══ Exercise materials ══

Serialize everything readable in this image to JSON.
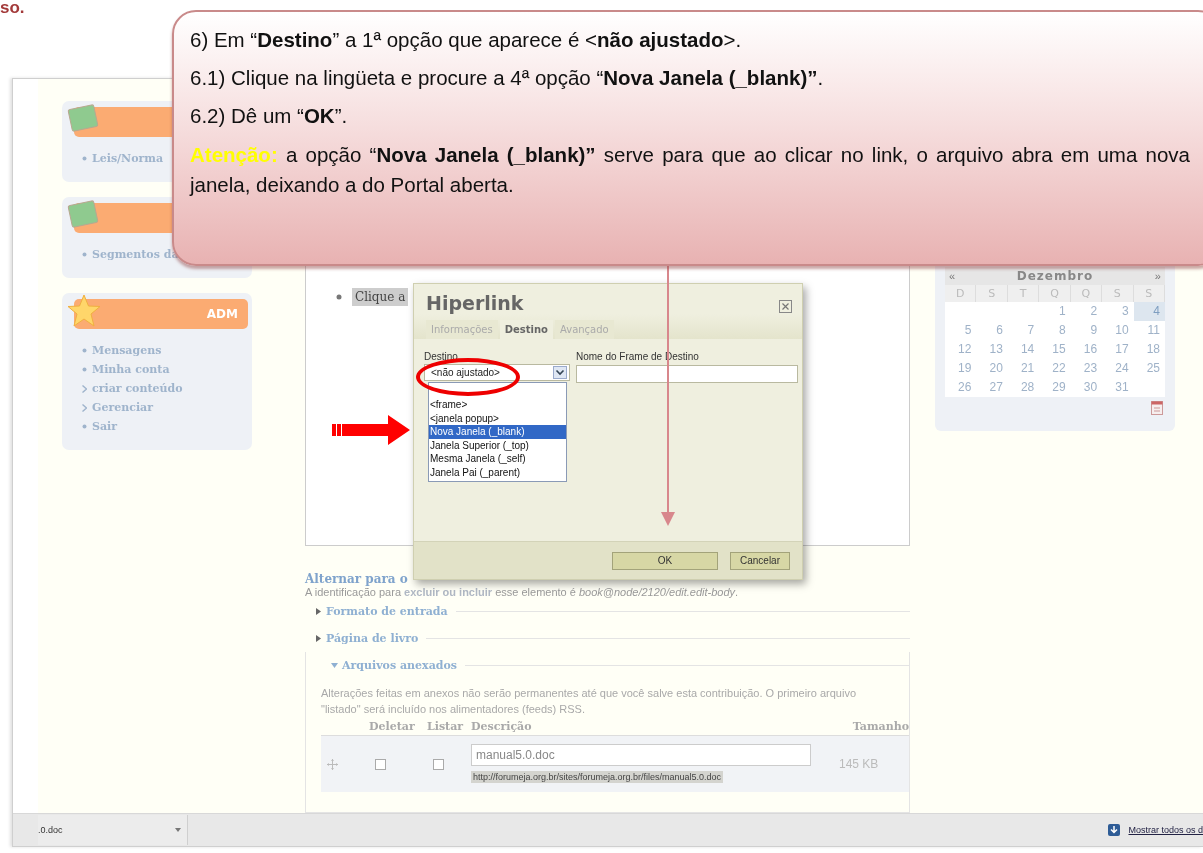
{
  "heading": {
    "text": "so."
  },
  "sidebar": {
    "blocks": [
      {
        "items": [
          {
            "kind": "bullet",
            "text": "Leis/Norma"
          }
        ]
      },
      {
        "items": [
          {
            "kind": "bullet",
            "text": "Segmentos da"
          }
        ]
      },
      {
        "title": "ADM",
        "items": [
          {
            "kind": "bullet",
            "text": "Mensagens"
          },
          {
            "kind": "bullet",
            "text": "Minha conta"
          },
          {
            "kind": "chevron",
            "text": "criar conteúdo"
          },
          {
            "kind": "chevron",
            "text": "Gerenciar"
          },
          {
            "kind": "bullet",
            "text": "Sair"
          }
        ]
      }
    ]
  },
  "editor": {
    "bullet_text": "Clique a"
  },
  "switch_link": "Alternar para o",
  "id_note": "A identificação para **excluir ou incluir** esse elemento é *book@node/2120/edit.edit-body*.",
  "fieldsets": [
    {
      "legend": "Formato de entrada",
      "expanded": false
    },
    {
      "legend": "Página de livro",
      "expanded": false
    },
    {
      "legend": "Arquivos anexados",
      "expanded": true
    }
  ],
  "attachments": {
    "description": "Alterações feitas em anexos não serão permanentes até que você salve esta contribuição. O primeiro arquivo \"listado\" será incluído nos alimentadores (feeds) RSS.",
    "columns": [
      "Deletar",
      "Listar",
      "Descrição",
      "Tamanho"
    ],
    "rows": [
      {
        "delete": false,
        "list": false,
        "description": "manual5.0.doc",
        "url": "http://forumeja.org.br/sites/forumeja.org.br/files/manual5.0.doc",
        "size": "145 KB"
      }
    ]
  },
  "calendar": {
    "prev": "«",
    "month": "Dezembro",
    "next": "»",
    "weekdays": [
      "D",
      "S",
      "T",
      "Q",
      "Q",
      "S",
      "S"
    ],
    "weeks": [
      [
        {
          "day": "1",
          "today": false
        },
        {
          "day": "2",
          "today": false
        },
        {
          "day": "3",
          "today": false
        },
        {
          "day": "4",
          "today": true
        }
      ],
      [
        {
          "day": "5",
          "today": false
        },
        {
          "day": "6",
          "today": false
        },
        {
          "day": "7",
          "today": false
        },
        {
          "day": "8",
          "today": false
        },
        {
          "day": "9",
          "today": false
        },
        {
          "day": "10",
          "today": false
        },
        {
          "day": "11",
          "today": false
        }
      ],
      [
        {
          "day": "12",
          "today": false
        },
        {
          "day": "13",
          "today": false
        },
        {
          "day": "14",
          "today": false
        },
        {
          "day": "15",
          "today": false
        },
        {
          "day": "16",
          "today": false
        },
        {
          "day": "17",
          "today": false
        },
        {
          "day": "18",
          "today": false
        }
      ],
      [
        {
          "day": "19",
          "today": false
        },
        {
          "day": "20",
          "today": false
        },
        {
          "day": "21",
          "today": false
        },
        {
          "day": "22",
          "today": false
        },
        {
          "day": "23",
          "today": false
        },
        {
          "day": "24",
          "today": false
        },
        {
          "day": "25",
          "today": false
        }
      ],
      [
        {
          "day": "26",
          "today": false
        },
        {
          "day": "27",
          "today": false
        },
        {
          "day": "28",
          "today": false
        },
        {
          "day": "29",
          "today": false
        },
        {
          "day": "30",
          "today": false
        },
        {
          "day": "31",
          "today": false
        }
      ]
    ]
  },
  "download_bar": {
    "file": ".0.doc",
    "show_all": "Mostrar todos os d"
  },
  "dialog": {
    "title": "Hiperlink",
    "tabs": [
      {
        "label": "Informações",
        "selected": false
      },
      {
        "label": "Destino",
        "selected": true
      },
      {
        "label": "Avançado",
        "selected": false
      }
    ],
    "target_label": "Destino",
    "target_value": "<não ajustado>",
    "options": [
      {
        "label": "<frame>",
        "selected": false
      },
      {
        "label": "<janela popup>",
        "selected": false
      },
      {
        "label": "Nova Janela (_blank)",
        "selected": true
      },
      {
        "label": "Janela Superior (_top)",
        "selected": false
      },
      {
        "label": "Mesma Janela (_self)",
        "selected": false
      },
      {
        "label": "Janela Pai (_parent)",
        "selected": false
      }
    ],
    "frame_label": "Nome do Frame de Destino",
    "buttons": [
      "OK",
      "Cancelar"
    ]
  },
  "callout": {
    "lines": [
      "6) Em “**Destino**” a 1ª opção que aparece é <**não ajustado**>.",
      "6.1) Clique na lingüeta e procure a 4ª opção “**Nova Janela (_blank)”**.",
      "6.2) Dê um “**OK**”."
    ],
    "warning_label": "Atenção:",
    "warning_text": "a opção “**Nova Janela (_blank)”** serve para que ao clicar no link, o arquivo abra em uma nova janela, deixando a do Portal aberta."
  }
}
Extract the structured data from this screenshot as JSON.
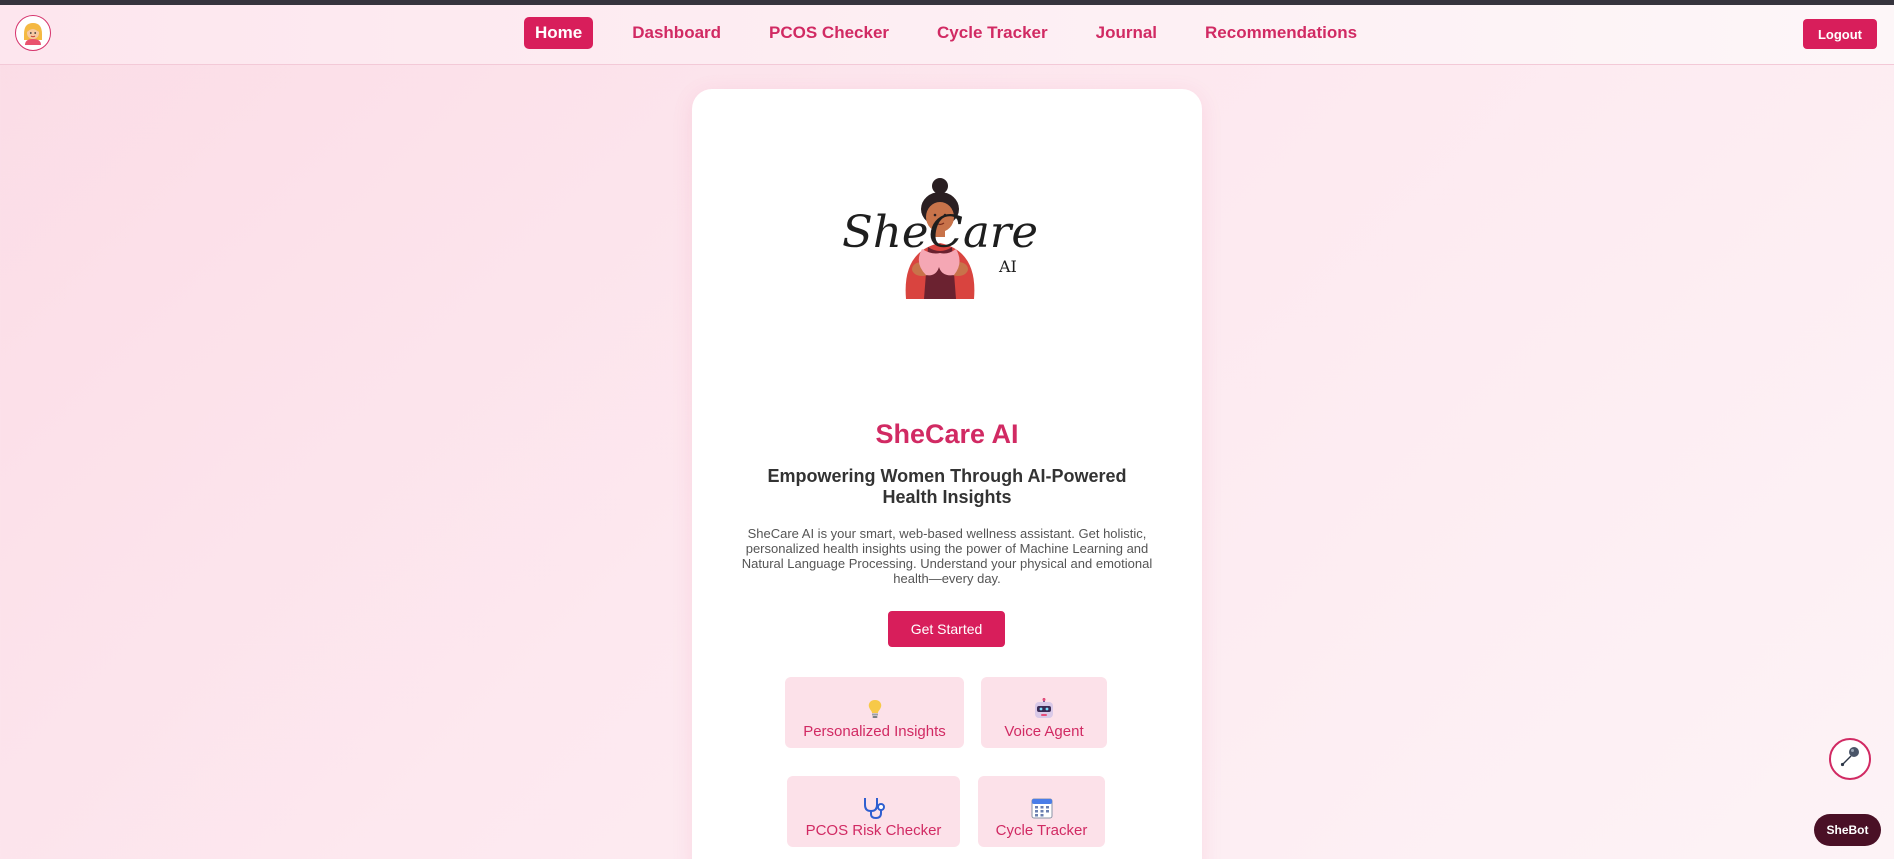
{
  "nav": {
    "links": [
      {
        "label": "Home"
      },
      {
        "label": "Dashboard"
      },
      {
        "label": "PCOS Checker"
      },
      {
        "label": "Cycle Tracker"
      },
      {
        "label": "Journal"
      },
      {
        "label": "Recommendations"
      }
    ],
    "active": "Home",
    "logout_label": "Logout",
    "avatar_icon": "woman-avatar-icon"
  },
  "hero": {
    "logo_text_main": "SheCare",
    "logo_text_sub": "AI",
    "title": "SheCare AI",
    "tagline": "Empowering Women Through AI-Powered Health Insights",
    "description": "SheCare AI is your smart, web-based wellness assistant. Get holistic, personalized health insights using the power of Machine Learning and Natural Language Processing. Understand your physical and emotional health—every day.",
    "cta_label": "Get Started"
  },
  "features": [
    {
      "label": "Personalized Insights",
      "icon": "lightbulb-icon"
    },
    {
      "label": "Voice Agent",
      "icon": "robot-icon"
    },
    {
      "label": "PCOS Risk Checker",
      "icon": "stethoscope-icon"
    },
    {
      "label": "Cycle Tracker",
      "icon": "calendar-icon"
    }
  ],
  "floating": {
    "mic_icon": "microphone-icon",
    "chatbot_label": "SheBot"
  },
  "colors": {
    "accent": "#d81e5b",
    "accent_text": "#d12a63",
    "feature_bg": "#fce1e9",
    "chatbot_bg": "#4a1026"
  }
}
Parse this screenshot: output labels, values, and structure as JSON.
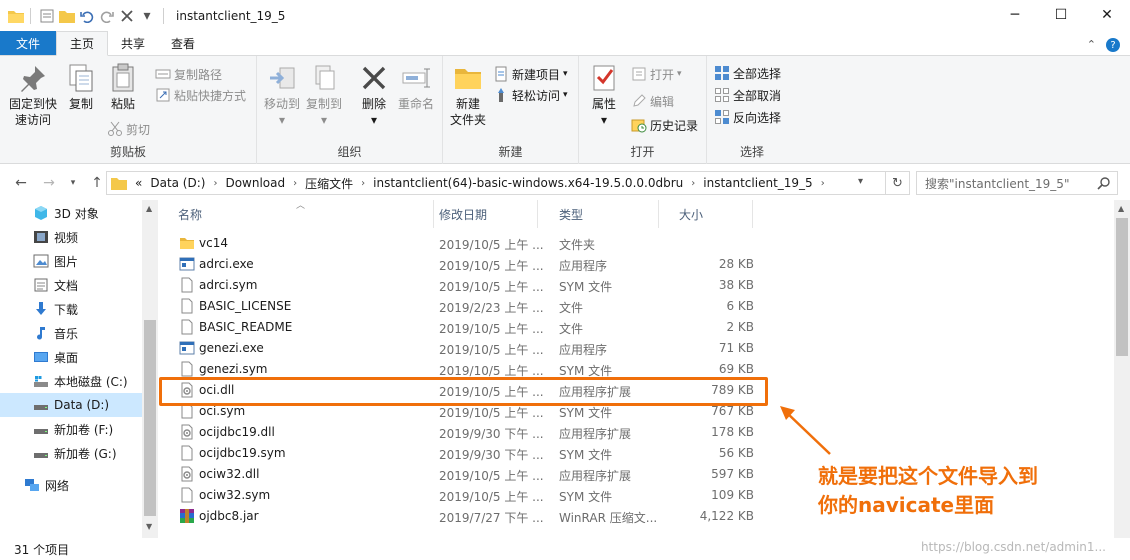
{
  "window": {
    "title": "instantclient_19_5",
    "minimize_glyph": "─",
    "maximize_glyph": "☐",
    "close_glyph": "✕"
  },
  "quick_access": {
    "dropdown_glyph": "▾"
  },
  "ribbon_tabs": {
    "file": "文件",
    "home": "主页",
    "share": "共享",
    "view": "查看"
  },
  "ribbon": {
    "clipboard": {
      "label": "剪贴板",
      "pin_line1": "固定到快",
      "pin_line2": "速访问",
      "copy": "复制",
      "paste": "粘贴",
      "copy_path": "复制路径",
      "paste_shortcut": "粘贴快捷方式",
      "cut": "剪切"
    },
    "organize": {
      "label": "组织",
      "move_to": "移动到",
      "copy_to": "复制到",
      "delete": "删除",
      "rename": "重命名"
    },
    "new": {
      "label": "新建",
      "new_folder_line1": "新建",
      "new_folder_line2": "文件夹",
      "new_item": "新建项目",
      "easy_access": "轻松访问"
    },
    "open": {
      "label": "打开",
      "properties": "属性",
      "open": "打开",
      "edit": "编辑",
      "history": "历史记录"
    },
    "select": {
      "label": "选择",
      "select_all": "全部选择",
      "select_none": "全部取消",
      "invert": "反向选择"
    }
  },
  "address": {
    "overflow": "«",
    "segments": [
      "Data (D:)",
      "Download",
      "压缩文件",
      "instantclient(64)-basic-windows.x64-19.5.0.0.0dbru",
      "instantclient_19_5"
    ],
    "search_placeholder": "搜索\"instantclient_19_5\""
  },
  "nav": [
    {
      "label": "3D 对象",
      "icon": "3d-objects-icon"
    },
    {
      "label": "视频",
      "icon": "video-icon"
    },
    {
      "label": "图片",
      "icon": "pictures-icon"
    },
    {
      "label": "文档",
      "icon": "documents-icon"
    },
    {
      "label": "下载",
      "icon": "download-icon"
    },
    {
      "label": "音乐",
      "icon": "music-icon"
    },
    {
      "label": "桌面",
      "icon": "desktop-icon"
    },
    {
      "label": "本地磁盘 (C:)",
      "icon": "drive-icon"
    },
    {
      "label": "Data (D:)",
      "icon": "drive-icon"
    },
    {
      "label": "新加卷 (F:)",
      "icon": "drive-icon"
    },
    {
      "label": "新加卷 (G:)",
      "icon": "drive-icon"
    },
    {
      "label": "网络",
      "icon": "network-icon"
    }
  ],
  "columns": {
    "name": "名称",
    "date": "修改日期",
    "type": "类型",
    "size": "大小"
  },
  "files": [
    {
      "name": "vc14",
      "date": "2019/10/5 上午 ...",
      "type": "文件夹",
      "size": "",
      "icon": "folder-icon"
    },
    {
      "name": "adrci.exe",
      "date": "2019/10/5 上午 ...",
      "type": "应用程序",
      "size": "28 KB",
      "icon": "exe-icon"
    },
    {
      "name": "adrci.sym",
      "date": "2019/10/5 上午 ...",
      "type": "SYM 文件",
      "size": "38 KB",
      "icon": "file-icon"
    },
    {
      "name": "BASIC_LICENSE",
      "date": "2019/2/23 上午 ...",
      "type": "文件",
      "size": "6 KB",
      "icon": "file-icon"
    },
    {
      "name": "BASIC_README",
      "date": "2019/10/5 上午 ...",
      "type": "文件",
      "size": "2 KB",
      "icon": "file-icon"
    },
    {
      "name": "genezi.exe",
      "date": "2019/10/5 上午 ...",
      "type": "应用程序",
      "size": "71 KB",
      "icon": "exe-icon"
    },
    {
      "name": "genezi.sym",
      "date": "2019/10/5 上午 ...",
      "type": "SYM 文件",
      "size": "69 KB",
      "icon": "file-icon"
    },
    {
      "name": "oci.dll",
      "date": "2019/10/5 上午 ...",
      "type": "应用程序扩展",
      "size": "789 KB",
      "icon": "dll-icon"
    },
    {
      "name": "oci.sym",
      "date": "2019/10/5 上午 ...",
      "type": "SYM 文件",
      "size": "767 KB",
      "icon": "file-icon"
    },
    {
      "name": "ocijdbc19.dll",
      "date": "2019/9/30 下午 ...",
      "type": "应用程序扩展",
      "size": "178 KB",
      "icon": "dll-icon"
    },
    {
      "name": "ocijdbc19.sym",
      "date": "2019/9/30 下午 ...",
      "type": "SYM 文件",
      "size": "56 KB",
      "icon": "file-icon"
    },
    {
      "name": "ociw32.dll",
      "date": "2019/10/5 上午 ...",
      "type": "应用程序扩展",
      "size": "597 KB",
      "icon": "dll-icon"
    },
    {
      "name": "ociw32.sym",
      "date": "2019/10/5 上午 ...",
      "type": "SYM 文件",
      "size": "109 KB",
      "icon": "file-icon"
    },
    {
      "name": "ojdbc8.jar",
      "date": "2019/7/27 下午 ...",
      "type": "WinRAR 压缩文...",
      "size": "4,122 KB",
      "icon": "winrar-icon"
    }
  ],
  "status": {
    "count": "31 个项目"
  },
  "watermark": "https://blog.csdn.net/admin1...",
  "annotation": {
    "line1": "就是要把这个文件导入到",
    "line2": "你的navicate里面",
    "color": "#f06f0a"
  }
}
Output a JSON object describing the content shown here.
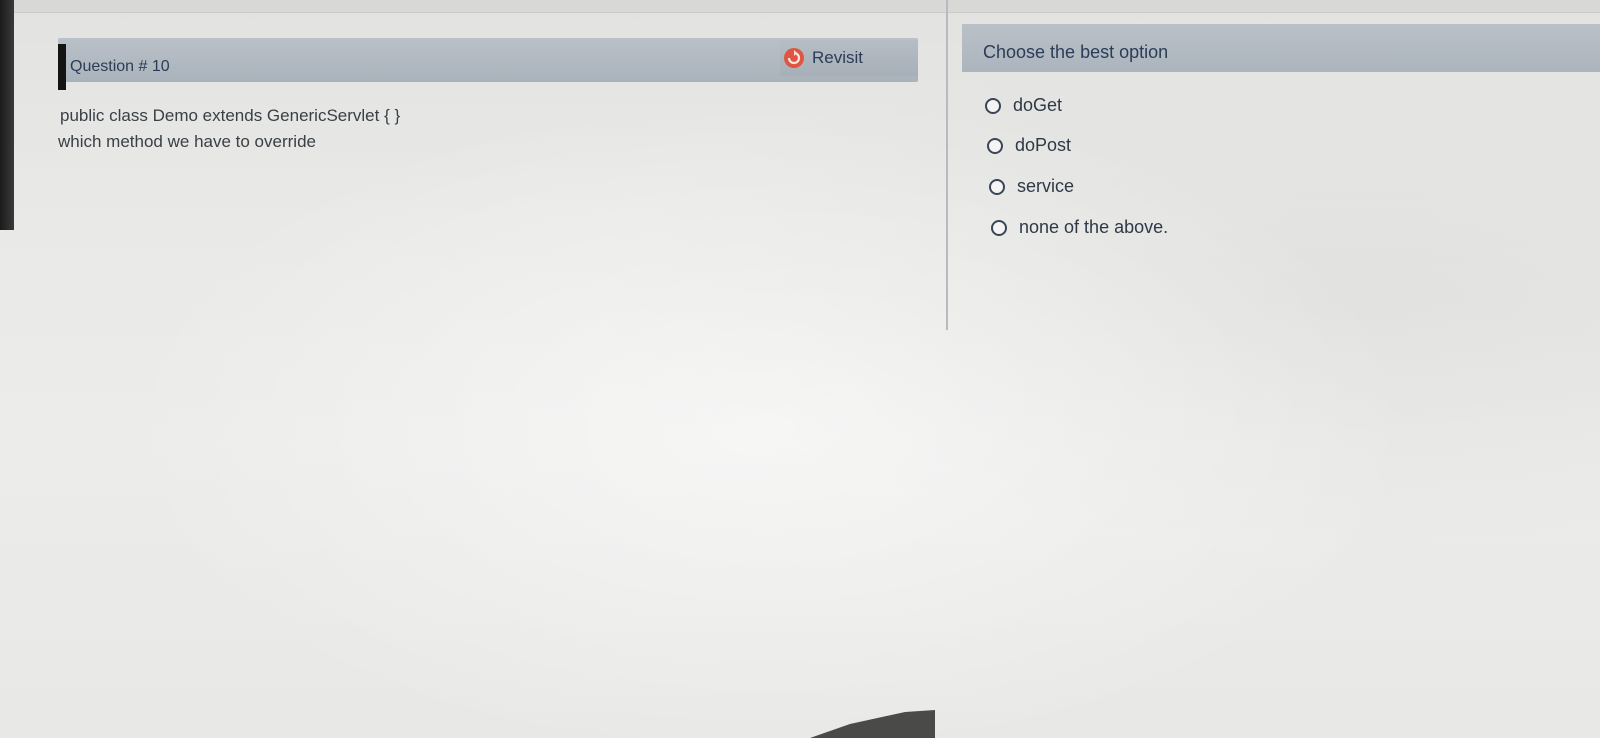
{
  "question": {
    "title": "Question # 10",
    "lines": [
      "public class Demo extends GenericServlet {   }",
      "which method we have to override"
    ],
    "revisit_label": "Revisit"
  },
  "options_panel": {
    "title": "Choose the best option",
    "options": [
      {
        "label": "doGet",
        "selected": false
      },
      {
        "label": "doPost",
        "selected": false
      },
      {
        "label": "service",
        "selected": false
      },
      {
        "label": "none of the above.",
        "selected": false
      }
    ]
  },
  "colors": {
    "header_bar": "#aab2bb",
    "header_text": "#2a3d57",
    "revisit_icon": "#e0553f"
  },
  "icons": {
    "revisit": "revisit-icon",
    "radio": "radio-icon"
  }
}
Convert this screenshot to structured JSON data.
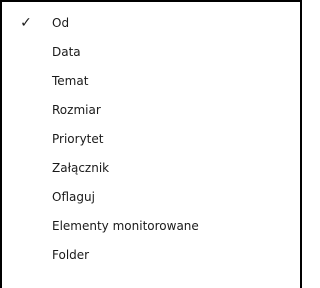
{
  "menu": {
    "check_glyph": "✓",
    "check_icon": "checkmark-icon",
    "items": [
      {
        "label": "Od",
        "checked": true
      },
      {
        "label": "Data",
        "checked": false
      },
      {
        "label": "Temat",
        "checked": false
      },
      {
        "label": "Rozmiar",
        "checked": false
      },
      {
        "label": "Priorytet",
        "checked": false
      },
      {
        "label": "Załącznik",
        "checked": false
      },
      {
        "label": "Oflaguj",
        "checked": false
      },
      {
        "label": "Elementy monitorowane",
        "checked": false
      },
      {
        "label": "Folder",
        "checked": false
      }
    ]
  }
}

═══

→ **Instructions for the task**:
Give only a number: how many lines of the data hold the string "Cycle"?

→ **Task response**:
2